* Collected data:
╭──
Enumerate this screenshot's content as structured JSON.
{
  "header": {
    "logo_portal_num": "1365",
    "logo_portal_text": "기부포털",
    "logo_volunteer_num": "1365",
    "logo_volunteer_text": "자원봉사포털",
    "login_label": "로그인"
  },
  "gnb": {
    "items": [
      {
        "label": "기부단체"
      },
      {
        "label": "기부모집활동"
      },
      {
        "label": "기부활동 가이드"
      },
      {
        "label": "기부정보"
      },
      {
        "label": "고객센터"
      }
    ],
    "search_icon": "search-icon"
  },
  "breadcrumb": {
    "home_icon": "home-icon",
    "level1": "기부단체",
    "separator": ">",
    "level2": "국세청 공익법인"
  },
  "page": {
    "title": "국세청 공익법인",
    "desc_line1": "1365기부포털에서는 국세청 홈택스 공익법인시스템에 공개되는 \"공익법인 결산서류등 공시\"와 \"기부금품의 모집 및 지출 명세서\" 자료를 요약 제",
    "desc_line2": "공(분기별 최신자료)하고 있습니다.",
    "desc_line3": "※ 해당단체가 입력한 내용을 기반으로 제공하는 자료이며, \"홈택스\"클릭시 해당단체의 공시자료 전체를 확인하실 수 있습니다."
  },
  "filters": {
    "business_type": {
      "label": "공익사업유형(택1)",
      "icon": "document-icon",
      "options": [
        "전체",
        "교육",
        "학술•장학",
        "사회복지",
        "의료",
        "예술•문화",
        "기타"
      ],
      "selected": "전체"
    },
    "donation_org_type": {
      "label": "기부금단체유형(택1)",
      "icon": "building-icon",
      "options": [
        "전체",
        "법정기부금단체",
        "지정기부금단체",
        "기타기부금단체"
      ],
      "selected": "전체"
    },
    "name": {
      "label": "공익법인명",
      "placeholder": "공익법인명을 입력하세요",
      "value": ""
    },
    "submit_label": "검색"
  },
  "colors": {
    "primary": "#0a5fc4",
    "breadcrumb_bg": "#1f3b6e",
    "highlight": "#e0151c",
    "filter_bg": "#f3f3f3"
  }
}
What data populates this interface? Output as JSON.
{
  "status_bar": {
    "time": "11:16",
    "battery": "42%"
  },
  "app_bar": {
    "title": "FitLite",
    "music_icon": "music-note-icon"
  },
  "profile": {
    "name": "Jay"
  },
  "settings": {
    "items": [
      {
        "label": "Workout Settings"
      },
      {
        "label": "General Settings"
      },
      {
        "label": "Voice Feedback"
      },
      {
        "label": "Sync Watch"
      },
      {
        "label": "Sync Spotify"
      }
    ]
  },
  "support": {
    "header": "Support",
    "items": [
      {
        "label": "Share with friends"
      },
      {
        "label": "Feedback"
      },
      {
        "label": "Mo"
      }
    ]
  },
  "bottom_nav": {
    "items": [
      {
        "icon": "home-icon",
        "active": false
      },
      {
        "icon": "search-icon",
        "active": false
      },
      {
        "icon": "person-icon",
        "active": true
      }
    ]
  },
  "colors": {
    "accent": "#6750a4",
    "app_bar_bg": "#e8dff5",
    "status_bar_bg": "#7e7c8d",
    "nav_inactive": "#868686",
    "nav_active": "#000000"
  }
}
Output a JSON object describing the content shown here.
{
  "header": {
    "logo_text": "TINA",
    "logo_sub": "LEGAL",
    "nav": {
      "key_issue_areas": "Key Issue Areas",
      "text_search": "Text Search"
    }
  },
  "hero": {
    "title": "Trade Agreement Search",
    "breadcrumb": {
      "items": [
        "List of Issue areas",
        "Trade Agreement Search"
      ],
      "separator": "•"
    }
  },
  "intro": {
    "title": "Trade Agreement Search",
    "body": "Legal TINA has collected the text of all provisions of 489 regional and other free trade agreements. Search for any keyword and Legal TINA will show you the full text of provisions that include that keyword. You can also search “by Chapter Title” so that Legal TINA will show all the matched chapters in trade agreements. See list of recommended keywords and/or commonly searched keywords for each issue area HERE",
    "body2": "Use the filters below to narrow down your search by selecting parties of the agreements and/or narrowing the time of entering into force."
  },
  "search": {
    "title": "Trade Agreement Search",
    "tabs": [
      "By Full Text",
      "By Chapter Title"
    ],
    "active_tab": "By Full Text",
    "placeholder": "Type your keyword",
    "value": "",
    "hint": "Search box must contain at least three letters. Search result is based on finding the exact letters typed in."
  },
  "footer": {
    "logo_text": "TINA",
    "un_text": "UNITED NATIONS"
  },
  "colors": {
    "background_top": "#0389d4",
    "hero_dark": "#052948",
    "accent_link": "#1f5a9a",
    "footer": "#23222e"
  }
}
╰──
* INSTRUCTIONS TO FOLLOW: Retype all of the material above with every character intact.

* TASK ANSWER:
Enumerate this screenshot's content as structured JSON.
{
  "header": {
    "logo_portal_num": "1365",
    "logo_portal_text": "기부포털",
    "logo_volunteer_num": "1365",
    "logo_volunteer_text": "자원봉사포털",
    "login_label": "로그인"
  },
  "gnb": {
    "items": [
      {
        "label": "기부단체"
      },
      {
        "label": "기부모집활동"
      },
      {
        "label": "기부활동 가이드"
      },
      {
        "label": "기부정보"
      },
      {
        "label": "고객센터"
      }
    ],
    "search_icon": "search-icon"
  },
  "breadcrumb": {
    "home_icon": "home-icon",
    "level1": "기부단체",
    "separator": ">",
    "level2": "국세청 공익법인"
  },
  "page": {
    "title": "국세청 공익법인",
    "desc_line1": "1365기부포털에서는 국세청 홈택스 공익법인시스템에 공개되는 \"공익법인 결산서류등 공시\"와 \"기부금품의 모집 및 지출 명세서\" 자료를 요약 제",
    "desc_line2": "공(분기별 최신자료)하고 있습니다.",
    "desc_line3": "※ 해당단체가 입력한 내용을 기반으로 제공하는 자료이며, \"홈택스\"클릭시 해당단체의 공시자료 전체를 확인하실 수 있습니다."
  },
  "filters": {
    "business_type": {
      "label": "공익사업유형(택1)",
      "icon": "document-icon",
      "options": [
        "전체",
        "교육",
        "학술•장학",
        "사회복지",
        "의료",
        "예술•문화",
        "기타"
      ],
      "selected": "전체"
    },
    "donation_org_type": {
      "label": "기부금단체유형(택1)",
      "icon": "building-icon",
      "options": [
        "전체",
        "법정기부금단체",
        "지정기부금단체",
        "기타기부금단체"
      ],
      "selected": "전체"
    },
    "name": {
      "label": "공익법인명",
      "placeholder": "공익법인명을 입력하세요",
      "value": ""
    },
    "submit_label": "검색"
  },
  "colors": {
    "primary": "#0a5fc4",
    "breadcrumb_bg": "#1f3b6e",
    "highlight": "#e0151c",
    "filter_bg": "#f3f3f3"
  }
}
What data populates this interface? Output as JSON.
{
  "status_bar": {
    "time": "11:16",
    "battery": "42%"
  },
  "app_bar": {
    "title": "FitLite",
    "music_icon": "music-note-icon"
  },
  "profile": {
    "name": "Jay"
  },
  "settings": {
    "items": [
      {
        "label": "Workout Settings"
      },
      {
        "label": "General Settings"
      },
      {
        "label": "Voice Feedback"
      },
      {
        "label": "Sync Watch"
      },
      {
        "label": "Sync Spotify"
      }
    ]
  },
  "support": {
    "header": "Support",
    "items": [
      {
        "label": "Share with friends"
      },
      {
        "label": "Feedback"
      },
      {
        "label": "Mo"
      }
    ]
  },
  "bottom_nav": {
    "items": [
      {
        "icon": "home-icon",
        "active": false
      },
      {
        "icon": "search-icon",
        "active": false
      },
      {
        "icon": "person-icon",
        "active": true
      }
    ]
  },
  "colors": {
    "accent": "#6750a4",
    "app_bar_bg": "#e8dff5",
    "status_bar_bg": "#7e7c8d",
    "nav_inactive": "#868686",
    "nav_active": "#000000"
  }
}
Output a JSON object describing the content shown here.
{
  "header": {
    "logo_text": "TINA",
    "logo_sub": "LEGAL",
    "nav": {
      "key_issue_areas": "Key Issue Areas",
      "text_search": "Text Search"
    }
  },
  "hero": {
    "title": "Trade Agreement Search",
    "breadcrumb": {
      "items": [
        "List of Issue areas",
        "Trade Agreement Search"
      ],
      "separator": "•"
    }
  },
  "intro": {
    "title": "Trade Agreement Search",
    "body": "Legal TINA has collected the text of all provisions of 489 regional and other free trade agreements. Search for any keyword and Legal TINA will show you the full text of provisions that include that keyword. You can also search “by Chapter Title” so that Legal TINA will show all the matched chapters in trade agreements. See list of recommended keywords and/or commonly searched keywords for each issue area HERE",
    "body2": "Use the filters below to narrow down your search by selecting parties of the agreements and/or narrowing the time of entering into force."
  },
  "search": {
    "title": "Trade Agreement Search",
    "tabs": [
      "By Full Text",
      "By Chapter Title"
    ],
    "active_tab": "By Full Text",
    "placeholder": "Type your keyword",
    "value": "",
    "hint": "Search box must contain at least three letters. Search result is based on finding the exact letters typed in."
  },
  "footer": {
    "logo_text": "TINA",
    "un_text": "UNITED NATIONS"
  },
  "colors": {
    "background_top": "#0389d4",
    "hero_dark": "#052948",
    "accent_link": "#1f5a9a",
    "footer": "#23222e"
  }
}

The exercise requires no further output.